> **Problem statement**
Write out, precisely and in full, each line of the material.
_ _ _ _
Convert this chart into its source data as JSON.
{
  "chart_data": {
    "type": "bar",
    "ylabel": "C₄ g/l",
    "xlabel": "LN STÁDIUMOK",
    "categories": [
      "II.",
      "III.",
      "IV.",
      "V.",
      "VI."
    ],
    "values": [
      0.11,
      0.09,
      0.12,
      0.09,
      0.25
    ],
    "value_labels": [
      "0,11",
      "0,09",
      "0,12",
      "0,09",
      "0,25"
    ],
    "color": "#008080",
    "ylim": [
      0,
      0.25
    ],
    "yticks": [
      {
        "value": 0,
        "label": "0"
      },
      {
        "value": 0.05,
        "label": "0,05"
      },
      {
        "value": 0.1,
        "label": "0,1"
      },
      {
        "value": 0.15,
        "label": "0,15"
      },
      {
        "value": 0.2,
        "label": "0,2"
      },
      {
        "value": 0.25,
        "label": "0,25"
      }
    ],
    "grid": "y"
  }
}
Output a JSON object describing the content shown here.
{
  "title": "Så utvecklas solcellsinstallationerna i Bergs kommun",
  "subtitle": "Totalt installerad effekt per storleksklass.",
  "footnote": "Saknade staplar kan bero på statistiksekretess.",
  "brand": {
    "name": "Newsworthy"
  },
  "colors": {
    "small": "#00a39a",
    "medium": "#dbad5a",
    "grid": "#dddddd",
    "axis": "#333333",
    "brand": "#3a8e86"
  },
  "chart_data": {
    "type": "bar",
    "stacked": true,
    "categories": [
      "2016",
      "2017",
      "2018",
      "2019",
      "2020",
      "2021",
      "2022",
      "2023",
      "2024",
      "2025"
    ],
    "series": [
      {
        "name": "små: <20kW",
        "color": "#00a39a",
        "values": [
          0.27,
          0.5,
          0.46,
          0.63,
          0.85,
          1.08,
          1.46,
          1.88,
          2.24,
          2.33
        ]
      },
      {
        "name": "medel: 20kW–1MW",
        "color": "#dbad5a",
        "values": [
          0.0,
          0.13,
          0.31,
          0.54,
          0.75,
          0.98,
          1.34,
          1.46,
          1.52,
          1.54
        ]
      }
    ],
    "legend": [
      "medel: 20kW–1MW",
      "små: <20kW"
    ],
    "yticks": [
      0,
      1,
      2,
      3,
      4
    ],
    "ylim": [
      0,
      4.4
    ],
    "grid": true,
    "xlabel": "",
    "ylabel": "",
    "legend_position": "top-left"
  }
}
_ _ _ _
> **Worked answer**
Convert this chart into its source data as JSON.
{
  "chart_data": {
    "type": "bar",
    "ylabel": "C₄ g/l",
    "xlabel": "LN STÁDIUMOK",
    "categories": [
      "II.",
      "III.",
      "IV.",
      "V.",
      "VI."
    ],
    "values": [
      0.11,
      0.09,
      0.12,
      0.09,
      0.25
    ],
    "value_labels": [
      "0,11",
      "0,09",
      "0,12",
      "0,09",
      "0,25"
    ],
    "color": "#008080",
    "ylim": [
      0,
      0.25
    ],
    "yticks": [
      {
        "value": 0,
        "label": "0"
      },
      {
        "value": 0.05,
        "label": "0,05"
      },
      {
        "value": 0.1,
        "label": "0,1"
      },
      {
        "value": 0.15,
        "label": "0,15"
      },
      {
        "value": 0.2,
        "label": "0,2"
      },
      {
        "value": 0.25,
        "label": "0,25"
      }
    ],
    "grid": "y"
  }
}
Output a JSON object describing the content shown here.
{
  "title": "Så utvecklas solcellsinstallationerna i Bergs kommun",
  "subtitle": "Totalt installerad effekt per storleksklass.",
  "footnote": "Saknade staplar kan bero på statistiksekretess.",
  "brand": {
    "name": "Newsworthy"
  },
  "colors": {
    "small": "#00a39a",
    "medium": "#dbad5a",
    "grid": "#dddddd",
    "axis": "#333333",
    "brand": "#3a8e86"
  },
  "chart_data": {
    "type": "bar",
    "stacked": true,
    "categories": [
      "2016",
      "2017",
      "2018",
      "2019",
      "2020",
      "2021",
      "2022",
      "2023",
      "2024",
      "2025"
    ],
    "series": [
      {
        "name": "små: <20kW",
        "color": "#00a39a",
        "values": [
          0.27,
          0.5,
          0.46,
          0.63,
          0.85,
          1.08,
          1.46,
          1.88,
          2.24,
          2.33
        ]
      },
      {
        "name": "medel: 20kW–1MW",
        "color": "#dbad5a",
        "values": [
          0.0,
          0.13,
          0.31,
          0.54,
          0.75,
          0.98,
          1.34,
          1.46,
          1.52,
          1.54
        ]
      }
    ],
    "legend": [
      "medel: 20kW–1MW",
      "små: <20kW"
    ],
    "yticks": [
      0,
      1,
      2,
      3,
      4
    ],
    "ylim": [
      0,
      4.4
    ],
    "grid": true,
    "xlabel": "",
    "ylabel": "",
    "legend_position": "top-left"
  }
}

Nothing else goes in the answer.